Look through the records below and collect all lines that hold the string "this".

_RECORDS FOR THE EXERCISE_
***

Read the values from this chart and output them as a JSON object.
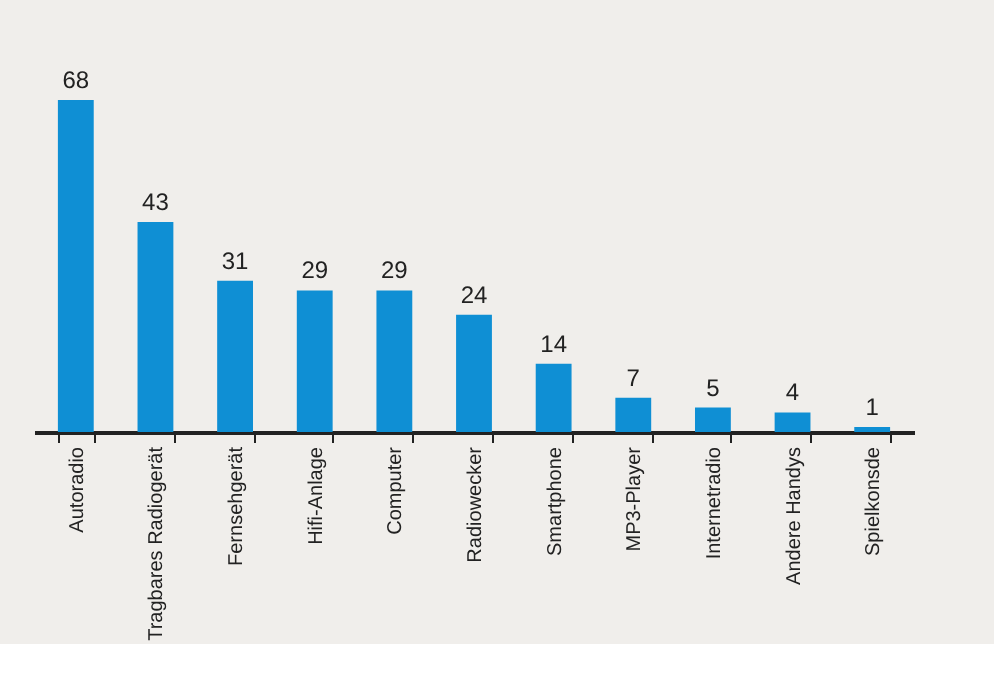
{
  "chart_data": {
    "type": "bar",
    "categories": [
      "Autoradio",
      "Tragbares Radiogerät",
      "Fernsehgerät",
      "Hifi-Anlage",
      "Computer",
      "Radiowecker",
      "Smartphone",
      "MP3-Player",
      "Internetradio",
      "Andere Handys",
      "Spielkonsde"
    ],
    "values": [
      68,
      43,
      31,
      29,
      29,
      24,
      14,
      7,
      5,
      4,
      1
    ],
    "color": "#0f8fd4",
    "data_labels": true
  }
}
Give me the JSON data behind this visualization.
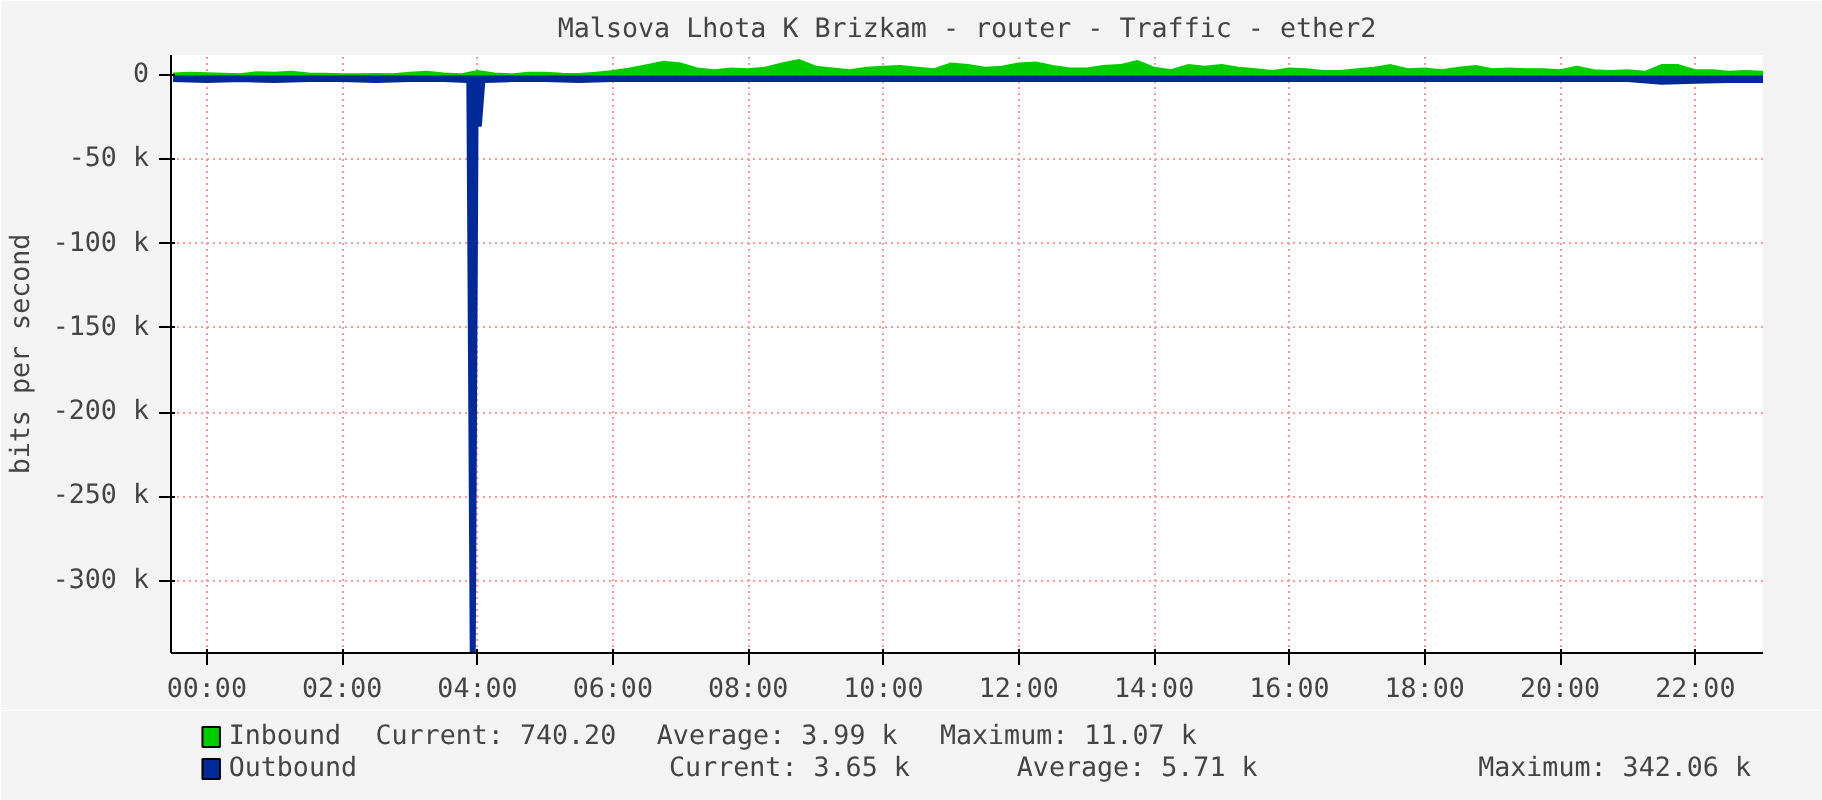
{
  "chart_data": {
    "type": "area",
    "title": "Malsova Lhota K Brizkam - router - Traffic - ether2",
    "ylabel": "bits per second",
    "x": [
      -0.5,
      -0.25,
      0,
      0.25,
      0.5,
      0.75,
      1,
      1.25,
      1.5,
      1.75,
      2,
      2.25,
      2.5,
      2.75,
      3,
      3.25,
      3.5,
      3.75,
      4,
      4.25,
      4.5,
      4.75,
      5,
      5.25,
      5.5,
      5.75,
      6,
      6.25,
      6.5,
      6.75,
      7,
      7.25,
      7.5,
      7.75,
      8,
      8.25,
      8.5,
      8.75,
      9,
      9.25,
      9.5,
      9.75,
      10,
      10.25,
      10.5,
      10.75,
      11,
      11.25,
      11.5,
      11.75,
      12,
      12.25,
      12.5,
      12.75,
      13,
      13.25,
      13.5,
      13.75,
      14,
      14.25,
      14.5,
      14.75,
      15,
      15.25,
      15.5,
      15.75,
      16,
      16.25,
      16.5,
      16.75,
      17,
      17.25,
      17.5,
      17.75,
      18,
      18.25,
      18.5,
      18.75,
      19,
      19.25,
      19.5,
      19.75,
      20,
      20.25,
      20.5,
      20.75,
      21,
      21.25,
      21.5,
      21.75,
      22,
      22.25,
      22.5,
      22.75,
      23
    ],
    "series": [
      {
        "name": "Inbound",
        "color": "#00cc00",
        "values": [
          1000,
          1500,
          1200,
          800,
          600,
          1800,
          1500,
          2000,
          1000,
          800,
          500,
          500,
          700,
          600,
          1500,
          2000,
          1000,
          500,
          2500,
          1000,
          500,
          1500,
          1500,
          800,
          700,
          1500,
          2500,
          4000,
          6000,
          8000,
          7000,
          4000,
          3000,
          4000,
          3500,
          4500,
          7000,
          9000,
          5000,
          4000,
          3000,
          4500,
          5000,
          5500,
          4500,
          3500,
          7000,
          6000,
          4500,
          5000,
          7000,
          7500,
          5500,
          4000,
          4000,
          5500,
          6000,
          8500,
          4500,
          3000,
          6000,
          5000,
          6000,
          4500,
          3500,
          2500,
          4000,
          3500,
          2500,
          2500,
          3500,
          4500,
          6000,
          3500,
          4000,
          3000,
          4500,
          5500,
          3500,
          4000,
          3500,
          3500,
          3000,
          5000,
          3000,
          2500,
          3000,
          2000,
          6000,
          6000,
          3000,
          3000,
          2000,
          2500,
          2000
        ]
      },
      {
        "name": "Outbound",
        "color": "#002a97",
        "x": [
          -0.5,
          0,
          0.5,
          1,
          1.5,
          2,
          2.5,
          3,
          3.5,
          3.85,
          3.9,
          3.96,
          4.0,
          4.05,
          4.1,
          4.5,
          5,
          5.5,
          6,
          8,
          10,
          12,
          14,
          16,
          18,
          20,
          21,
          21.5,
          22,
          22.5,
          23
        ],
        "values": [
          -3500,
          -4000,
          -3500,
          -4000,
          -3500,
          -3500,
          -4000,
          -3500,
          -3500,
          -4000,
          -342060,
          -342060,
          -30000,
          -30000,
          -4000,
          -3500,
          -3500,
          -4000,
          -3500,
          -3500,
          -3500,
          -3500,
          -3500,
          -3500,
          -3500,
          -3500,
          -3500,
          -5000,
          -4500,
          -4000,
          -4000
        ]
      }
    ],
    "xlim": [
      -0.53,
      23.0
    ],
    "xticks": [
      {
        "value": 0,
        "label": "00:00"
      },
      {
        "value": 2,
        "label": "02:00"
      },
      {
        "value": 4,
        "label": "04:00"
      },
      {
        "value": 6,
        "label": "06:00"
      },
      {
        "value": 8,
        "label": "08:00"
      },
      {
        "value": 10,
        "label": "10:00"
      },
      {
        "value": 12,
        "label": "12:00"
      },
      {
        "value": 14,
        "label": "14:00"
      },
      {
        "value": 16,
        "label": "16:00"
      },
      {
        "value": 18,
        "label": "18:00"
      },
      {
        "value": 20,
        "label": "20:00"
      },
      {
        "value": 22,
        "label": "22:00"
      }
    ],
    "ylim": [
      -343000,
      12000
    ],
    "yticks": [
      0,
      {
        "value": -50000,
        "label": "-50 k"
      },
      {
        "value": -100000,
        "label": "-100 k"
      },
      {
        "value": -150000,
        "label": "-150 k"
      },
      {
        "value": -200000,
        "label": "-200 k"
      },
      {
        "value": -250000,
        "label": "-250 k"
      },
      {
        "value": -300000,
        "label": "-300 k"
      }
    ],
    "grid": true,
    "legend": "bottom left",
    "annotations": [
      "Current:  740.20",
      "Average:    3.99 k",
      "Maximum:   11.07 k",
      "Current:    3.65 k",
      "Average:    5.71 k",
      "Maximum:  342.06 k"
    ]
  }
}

***

_COMPLETE OUTPUT_
Read the values from this chart and output them as a JSON object.
Give me the JSON data behind this visualization.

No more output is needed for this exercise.